• **MATERIAL**:
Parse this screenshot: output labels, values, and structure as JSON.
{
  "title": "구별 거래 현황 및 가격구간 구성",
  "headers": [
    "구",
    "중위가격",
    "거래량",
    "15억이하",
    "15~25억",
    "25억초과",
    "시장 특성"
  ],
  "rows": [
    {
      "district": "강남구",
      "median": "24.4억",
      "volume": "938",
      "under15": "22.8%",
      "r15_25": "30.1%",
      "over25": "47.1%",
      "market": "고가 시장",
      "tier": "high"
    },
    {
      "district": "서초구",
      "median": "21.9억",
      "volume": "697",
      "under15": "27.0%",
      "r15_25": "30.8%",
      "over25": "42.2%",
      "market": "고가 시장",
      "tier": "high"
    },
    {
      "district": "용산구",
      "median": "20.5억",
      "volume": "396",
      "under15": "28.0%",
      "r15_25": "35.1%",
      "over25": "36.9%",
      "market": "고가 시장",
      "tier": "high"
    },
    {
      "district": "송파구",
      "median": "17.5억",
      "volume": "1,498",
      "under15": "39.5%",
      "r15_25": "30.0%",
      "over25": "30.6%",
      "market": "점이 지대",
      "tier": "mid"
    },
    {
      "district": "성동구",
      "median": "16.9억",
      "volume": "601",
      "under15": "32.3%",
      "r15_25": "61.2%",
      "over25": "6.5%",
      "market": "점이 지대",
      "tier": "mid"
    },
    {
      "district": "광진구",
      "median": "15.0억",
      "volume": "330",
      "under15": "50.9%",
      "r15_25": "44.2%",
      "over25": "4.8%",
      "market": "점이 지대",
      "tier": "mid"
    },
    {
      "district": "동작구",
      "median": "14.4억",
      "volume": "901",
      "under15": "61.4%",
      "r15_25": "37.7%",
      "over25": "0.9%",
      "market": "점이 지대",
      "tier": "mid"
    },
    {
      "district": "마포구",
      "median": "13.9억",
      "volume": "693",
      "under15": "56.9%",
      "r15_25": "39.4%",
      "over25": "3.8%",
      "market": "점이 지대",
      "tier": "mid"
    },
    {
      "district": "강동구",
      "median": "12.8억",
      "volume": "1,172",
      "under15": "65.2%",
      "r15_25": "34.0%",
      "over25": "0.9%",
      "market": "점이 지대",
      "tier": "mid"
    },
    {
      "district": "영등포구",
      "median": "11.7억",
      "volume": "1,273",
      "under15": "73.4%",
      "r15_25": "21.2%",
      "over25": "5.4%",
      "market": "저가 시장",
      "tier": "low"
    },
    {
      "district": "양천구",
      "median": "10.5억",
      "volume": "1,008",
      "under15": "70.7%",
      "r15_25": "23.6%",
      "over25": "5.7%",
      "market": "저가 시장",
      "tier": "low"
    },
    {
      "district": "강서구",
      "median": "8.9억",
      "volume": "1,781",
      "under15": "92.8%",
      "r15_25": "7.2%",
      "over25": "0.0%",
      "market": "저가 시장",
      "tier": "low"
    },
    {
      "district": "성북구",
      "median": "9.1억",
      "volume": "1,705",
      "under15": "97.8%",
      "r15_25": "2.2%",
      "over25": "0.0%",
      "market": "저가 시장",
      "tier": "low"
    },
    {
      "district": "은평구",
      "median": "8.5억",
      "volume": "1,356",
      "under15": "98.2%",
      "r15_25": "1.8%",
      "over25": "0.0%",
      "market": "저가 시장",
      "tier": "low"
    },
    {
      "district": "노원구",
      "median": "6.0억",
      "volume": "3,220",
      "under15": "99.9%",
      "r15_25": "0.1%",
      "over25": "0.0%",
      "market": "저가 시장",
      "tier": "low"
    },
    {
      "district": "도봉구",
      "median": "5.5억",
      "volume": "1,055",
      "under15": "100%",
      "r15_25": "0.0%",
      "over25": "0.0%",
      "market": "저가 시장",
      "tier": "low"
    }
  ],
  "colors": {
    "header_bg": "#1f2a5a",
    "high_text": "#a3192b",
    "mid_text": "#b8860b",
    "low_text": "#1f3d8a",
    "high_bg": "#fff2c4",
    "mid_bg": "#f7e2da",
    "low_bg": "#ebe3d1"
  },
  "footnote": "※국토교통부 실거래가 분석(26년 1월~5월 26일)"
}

• **AIM**:
All entries shown above should be printed again exactly.

• **RESULT OF THIS TASK**:
Parse this screenshot: output labels, values, and structure as JSON.
{
  "title": "구별 거래 현황 및 가격구간 구성",
  "headers": [
    "구",
    "중위가격",
    "거래량",
    "15억이하",
    "15~25억",
    "25억초과",
    "시장 특성"
  ],
  "rows": [
    {
      "district": "강남구",
      "median": "24.4억",
      "volume": "938",
      "under15": "22.8%",
      "r15_25": "30.1%",
      "over25": "47.1%",
      "market": "고가 시장",
      "tier": "high"
    },
    {
      "district": "서초구",
      "median": "21.9억",
      "volume": "697",
      "under15": "27.0%",
      "r15_25": "30.8%",
      "over25": "42.2%",
      "market": "고가 시장",
      "tier": "high"
    },
    {
      "district": "용산구",
      "median": "20.5억",
      "volume": "396",
      "under15": "28.0%",
      "r15_25": "35.1%",
      "over25": "36.9%",
      "market": "고가 시장",
      "tier": "high"
    },
    {
      "district": "송파구",
      "median": "17.5억",
      "volume": "1,498",
      "under15": "39.5%",
      "r15_25": "30.0%",
      "over25": "30.6%",
      "market": "점이 지대",
      "tier": "mid"
    },
    {
      "district": "성동구",
      "median": "16.9억",
      "volume": "601",
      "under15": "32.3%",
      "r15_25": "61.2%",
      "over25": "6.5%",
      "market": "점이 지대",
      "tier": "mid"
    },
    {
      "district": "광진구",
      "median": "15.0억",
      "volume": "330",
      "under15": "50.9%",
      "r15_25": "44.2%",
      "over25": "4.8%",
      "market": "점이 지대",
      "tier": "mid"
    },
    {
      "district": "동작구",
      "median": "14.4억",
      "volume": "901",
      "under15": "61.4%",
      "r15_25": "37.7%",
      "over25": "0.9%",
      "market": "점이 지대",
      "tier": "mid"
    },
    {
      "district": "마포구",
      "median": "13.9억",
      "volume": "693",
      "under15": "56.9%",
      "r15_25": "39.4%",
      "over25": "3.8%",
      "market": "점이 지대",
      "tier": "mid"
    },
    {
      "district": "강동구",
      "median": "12.8억",
      "volume": "1,172",
      "under15": "65.2%",
      "r15_25": "34.0%",
      "over25": "0.9%",
      "market": "점이 지대",
      "tier": "mid"
    },
    {
      "district": "영등포구",
      "median": "11.7억",
      "volume": "1,273",
      "under15": "73.4%",
      "r15_25": "21.2%",
      "over25": "5.4%",
      "market": "저가 시장",
      "tier": "low"
    },
    {
      "district": "양천구",
      "median": "10.5억",
      "volume": "1,008",
      "under15": "70.7%",
      "r15_25": "23.6%",
      "over25": "5.7%",
      "market": "저가 시장",
      "tier": "low"
    },
    {
      "district": "강서구",
      "median": "8.9억",
      "volume": "1,781",
      "under15": "92.8%",
      "r15_25": "7.2%",
      "over25": "0.0%",
      "market": "저가 시장",
      "tier": "low"
    },
    {
      "district": "성북구",
      "median": "9.1억",
      "volume": "1,705",
      "under15": "97.8%",
      "r15_25": "2.2%",
      "over25": "0.0%",
      "market": "저가 시장",
      "tier": "low"
    },
    {
      "district": "은평구",
      "median": "8.5억",
      "volume": "1,356",
      "under15": "98.2%",
      "r15_25": "1.8%",
      "over25": "0.0%",
      "market": "저가 시장",
      "tier": "low"
    },
    {
      "district": "노원구",
      "median": "6.0억",
      "volume": "3,220",
      "under15": "99.9%",
      "r15_25": "0.1%",
      "over25": "0.0%",
      "market": "저가 시장",
      "tier": "low"
    },
    {
      "district": "도봉구",
      "median": "5.5억",
      "volume": "1,055",
      "under15": "100%",
      "r15_25": "0.0%",
      "over25": "0.0%",
      "market": "저가 시장",
      "tier": "low"
    }
  ],
  "colors": {
    "header_bg": "#1f2a5a",
    "high_text": "#a3192b",
    "mid_text": "#b8860b",
    "low_text": "#1f3d8a",
    "high_bg": "#fff2c4",
    "mid_bg": "#f7e2da",
    "low_bg": "#ebe3d1"
  },
  "footnote": "※국토교통부 실거래가 분석(26년 1월~5월 26일)"
}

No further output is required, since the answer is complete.